Source data:
══════════════════════════════

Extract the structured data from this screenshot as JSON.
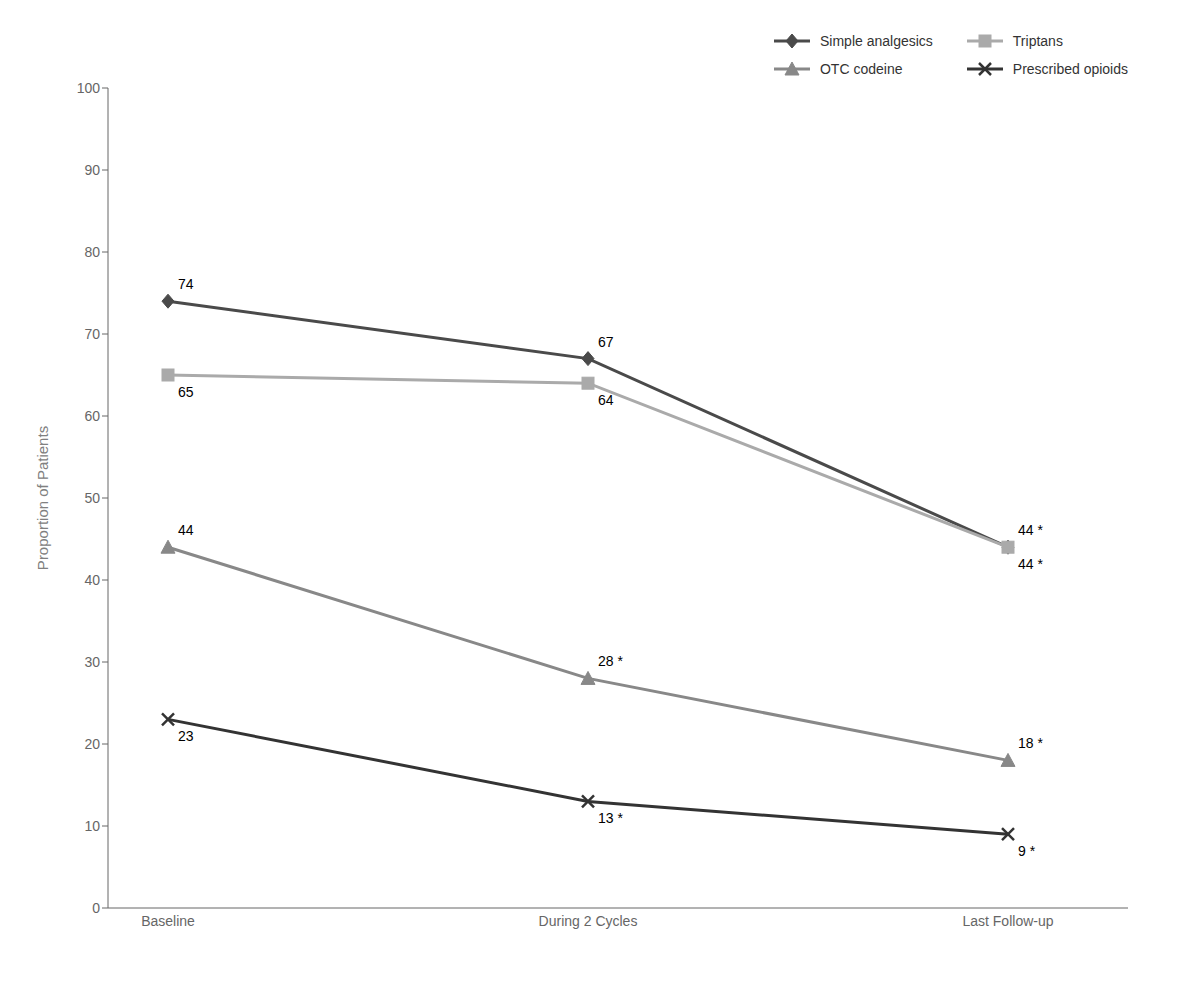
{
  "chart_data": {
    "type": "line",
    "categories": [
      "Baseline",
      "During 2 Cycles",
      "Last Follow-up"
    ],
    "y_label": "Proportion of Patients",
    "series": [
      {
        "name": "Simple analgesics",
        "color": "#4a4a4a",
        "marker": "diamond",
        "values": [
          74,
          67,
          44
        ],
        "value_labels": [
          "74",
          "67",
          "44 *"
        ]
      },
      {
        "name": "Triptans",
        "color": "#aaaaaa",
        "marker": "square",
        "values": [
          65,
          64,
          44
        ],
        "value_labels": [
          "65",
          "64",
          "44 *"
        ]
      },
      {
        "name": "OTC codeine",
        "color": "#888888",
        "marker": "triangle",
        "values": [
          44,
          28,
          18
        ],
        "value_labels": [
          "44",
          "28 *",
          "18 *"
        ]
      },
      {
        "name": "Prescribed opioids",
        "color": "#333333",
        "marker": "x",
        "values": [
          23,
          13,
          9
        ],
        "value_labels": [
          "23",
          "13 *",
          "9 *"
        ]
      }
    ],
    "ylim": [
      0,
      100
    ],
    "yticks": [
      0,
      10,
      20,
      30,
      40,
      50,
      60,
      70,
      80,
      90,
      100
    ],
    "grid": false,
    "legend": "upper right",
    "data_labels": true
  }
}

══════════════════════════════

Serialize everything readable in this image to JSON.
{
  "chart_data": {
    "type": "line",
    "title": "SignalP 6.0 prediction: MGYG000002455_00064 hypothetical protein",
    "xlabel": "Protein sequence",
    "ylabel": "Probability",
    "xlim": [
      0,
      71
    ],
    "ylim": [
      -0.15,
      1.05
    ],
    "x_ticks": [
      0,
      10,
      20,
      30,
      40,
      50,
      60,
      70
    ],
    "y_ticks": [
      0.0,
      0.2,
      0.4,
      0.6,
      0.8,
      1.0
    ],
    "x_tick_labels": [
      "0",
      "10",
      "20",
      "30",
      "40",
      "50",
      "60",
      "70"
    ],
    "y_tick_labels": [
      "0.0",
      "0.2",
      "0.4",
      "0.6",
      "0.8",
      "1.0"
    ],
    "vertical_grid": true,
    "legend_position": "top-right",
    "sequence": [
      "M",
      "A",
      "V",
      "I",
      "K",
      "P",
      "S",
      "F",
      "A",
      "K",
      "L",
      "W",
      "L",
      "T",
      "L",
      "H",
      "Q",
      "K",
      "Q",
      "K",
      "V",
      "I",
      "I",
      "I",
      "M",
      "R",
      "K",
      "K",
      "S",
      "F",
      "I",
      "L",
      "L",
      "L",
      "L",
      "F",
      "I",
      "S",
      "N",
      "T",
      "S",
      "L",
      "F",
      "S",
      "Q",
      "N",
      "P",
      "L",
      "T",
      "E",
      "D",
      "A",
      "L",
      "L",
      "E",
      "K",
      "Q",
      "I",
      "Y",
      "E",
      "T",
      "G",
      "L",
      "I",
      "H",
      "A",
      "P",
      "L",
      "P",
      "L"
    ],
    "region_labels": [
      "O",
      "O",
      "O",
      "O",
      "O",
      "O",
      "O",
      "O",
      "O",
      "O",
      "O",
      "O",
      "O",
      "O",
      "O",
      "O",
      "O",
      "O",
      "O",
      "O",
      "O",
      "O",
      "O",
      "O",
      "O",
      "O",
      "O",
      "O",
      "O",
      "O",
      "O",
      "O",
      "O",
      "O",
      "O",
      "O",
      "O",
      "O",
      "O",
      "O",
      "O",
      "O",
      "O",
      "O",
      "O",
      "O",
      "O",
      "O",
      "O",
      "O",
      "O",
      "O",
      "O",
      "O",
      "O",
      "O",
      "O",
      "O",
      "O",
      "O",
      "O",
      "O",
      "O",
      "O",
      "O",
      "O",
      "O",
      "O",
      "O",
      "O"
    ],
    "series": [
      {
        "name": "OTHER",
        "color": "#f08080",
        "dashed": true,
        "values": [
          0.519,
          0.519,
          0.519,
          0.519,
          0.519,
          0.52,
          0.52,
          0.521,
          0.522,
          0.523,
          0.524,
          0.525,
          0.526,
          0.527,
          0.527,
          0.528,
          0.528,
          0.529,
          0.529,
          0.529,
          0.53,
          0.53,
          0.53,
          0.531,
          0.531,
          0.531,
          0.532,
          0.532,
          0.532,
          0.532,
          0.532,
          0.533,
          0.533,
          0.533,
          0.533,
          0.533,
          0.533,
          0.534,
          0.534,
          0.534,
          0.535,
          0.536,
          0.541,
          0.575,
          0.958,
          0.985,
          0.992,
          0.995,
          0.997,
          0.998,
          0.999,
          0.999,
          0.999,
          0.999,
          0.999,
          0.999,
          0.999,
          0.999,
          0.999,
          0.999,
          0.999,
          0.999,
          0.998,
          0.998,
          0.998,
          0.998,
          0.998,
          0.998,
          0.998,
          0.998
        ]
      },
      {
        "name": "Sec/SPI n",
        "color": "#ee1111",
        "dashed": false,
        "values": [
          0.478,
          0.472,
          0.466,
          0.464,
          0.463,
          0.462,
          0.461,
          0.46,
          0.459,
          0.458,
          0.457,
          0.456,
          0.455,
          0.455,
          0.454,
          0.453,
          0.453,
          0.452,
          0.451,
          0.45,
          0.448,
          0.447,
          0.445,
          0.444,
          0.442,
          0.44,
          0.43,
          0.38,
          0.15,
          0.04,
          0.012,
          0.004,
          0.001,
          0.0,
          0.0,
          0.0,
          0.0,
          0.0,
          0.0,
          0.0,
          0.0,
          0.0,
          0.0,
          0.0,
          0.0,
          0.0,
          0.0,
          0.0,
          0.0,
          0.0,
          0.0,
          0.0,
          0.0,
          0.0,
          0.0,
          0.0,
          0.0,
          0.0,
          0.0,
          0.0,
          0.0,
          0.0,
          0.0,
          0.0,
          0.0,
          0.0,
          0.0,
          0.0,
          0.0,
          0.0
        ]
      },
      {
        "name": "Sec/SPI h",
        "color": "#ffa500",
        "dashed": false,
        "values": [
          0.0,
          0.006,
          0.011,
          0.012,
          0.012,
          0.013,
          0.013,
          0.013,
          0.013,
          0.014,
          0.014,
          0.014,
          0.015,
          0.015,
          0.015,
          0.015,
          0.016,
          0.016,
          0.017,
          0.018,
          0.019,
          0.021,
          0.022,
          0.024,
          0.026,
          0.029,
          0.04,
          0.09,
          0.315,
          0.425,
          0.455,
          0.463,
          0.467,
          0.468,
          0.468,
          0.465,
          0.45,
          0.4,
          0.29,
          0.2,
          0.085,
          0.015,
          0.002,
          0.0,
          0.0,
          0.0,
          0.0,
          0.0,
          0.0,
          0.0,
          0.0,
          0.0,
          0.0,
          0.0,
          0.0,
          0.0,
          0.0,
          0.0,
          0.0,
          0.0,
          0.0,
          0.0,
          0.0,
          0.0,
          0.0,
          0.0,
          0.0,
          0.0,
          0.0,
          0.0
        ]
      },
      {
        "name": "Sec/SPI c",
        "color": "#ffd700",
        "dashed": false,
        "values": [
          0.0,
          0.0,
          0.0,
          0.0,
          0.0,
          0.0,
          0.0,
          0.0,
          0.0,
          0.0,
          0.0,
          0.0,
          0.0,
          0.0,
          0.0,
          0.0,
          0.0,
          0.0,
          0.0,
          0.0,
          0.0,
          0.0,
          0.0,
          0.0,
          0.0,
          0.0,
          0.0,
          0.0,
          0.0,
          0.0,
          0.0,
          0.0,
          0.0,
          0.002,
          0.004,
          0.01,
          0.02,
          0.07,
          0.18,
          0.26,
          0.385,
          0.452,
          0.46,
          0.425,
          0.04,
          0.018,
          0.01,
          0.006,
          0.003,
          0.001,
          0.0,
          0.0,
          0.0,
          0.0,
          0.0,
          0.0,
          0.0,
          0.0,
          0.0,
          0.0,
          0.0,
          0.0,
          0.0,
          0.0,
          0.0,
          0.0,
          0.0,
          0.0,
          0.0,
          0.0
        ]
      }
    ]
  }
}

══════════════════════════════

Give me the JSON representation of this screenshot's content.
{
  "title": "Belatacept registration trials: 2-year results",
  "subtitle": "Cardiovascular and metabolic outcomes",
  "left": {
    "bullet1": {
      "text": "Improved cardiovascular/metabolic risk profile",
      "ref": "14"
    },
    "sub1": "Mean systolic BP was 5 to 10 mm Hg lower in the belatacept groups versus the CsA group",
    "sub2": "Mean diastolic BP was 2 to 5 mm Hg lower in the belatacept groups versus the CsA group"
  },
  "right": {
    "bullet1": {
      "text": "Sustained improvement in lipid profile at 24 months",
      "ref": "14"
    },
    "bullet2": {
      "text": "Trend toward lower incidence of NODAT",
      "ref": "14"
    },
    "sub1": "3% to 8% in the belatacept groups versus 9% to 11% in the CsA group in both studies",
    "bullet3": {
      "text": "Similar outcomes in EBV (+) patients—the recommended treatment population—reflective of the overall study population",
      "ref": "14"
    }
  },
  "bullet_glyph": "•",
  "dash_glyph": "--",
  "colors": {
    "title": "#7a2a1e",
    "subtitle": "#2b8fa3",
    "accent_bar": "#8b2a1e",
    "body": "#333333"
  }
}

══════════════════════════════

### Task to complete:
The required output is each line of the entries that contains the word "group".

### Response area:
    "sub1": "Mean systolic BP was 5 to 10 mm Hg lower in the belatacept groups versus the CsA group",
    "sub2": "Mean diastolic BP was 2 to 5 mm Hg lower in the belatacept groups versus the CsA group"
    "sub1": "3% to 8% in the belatacept groups versus 9% to 11% in the CsA group in both studies",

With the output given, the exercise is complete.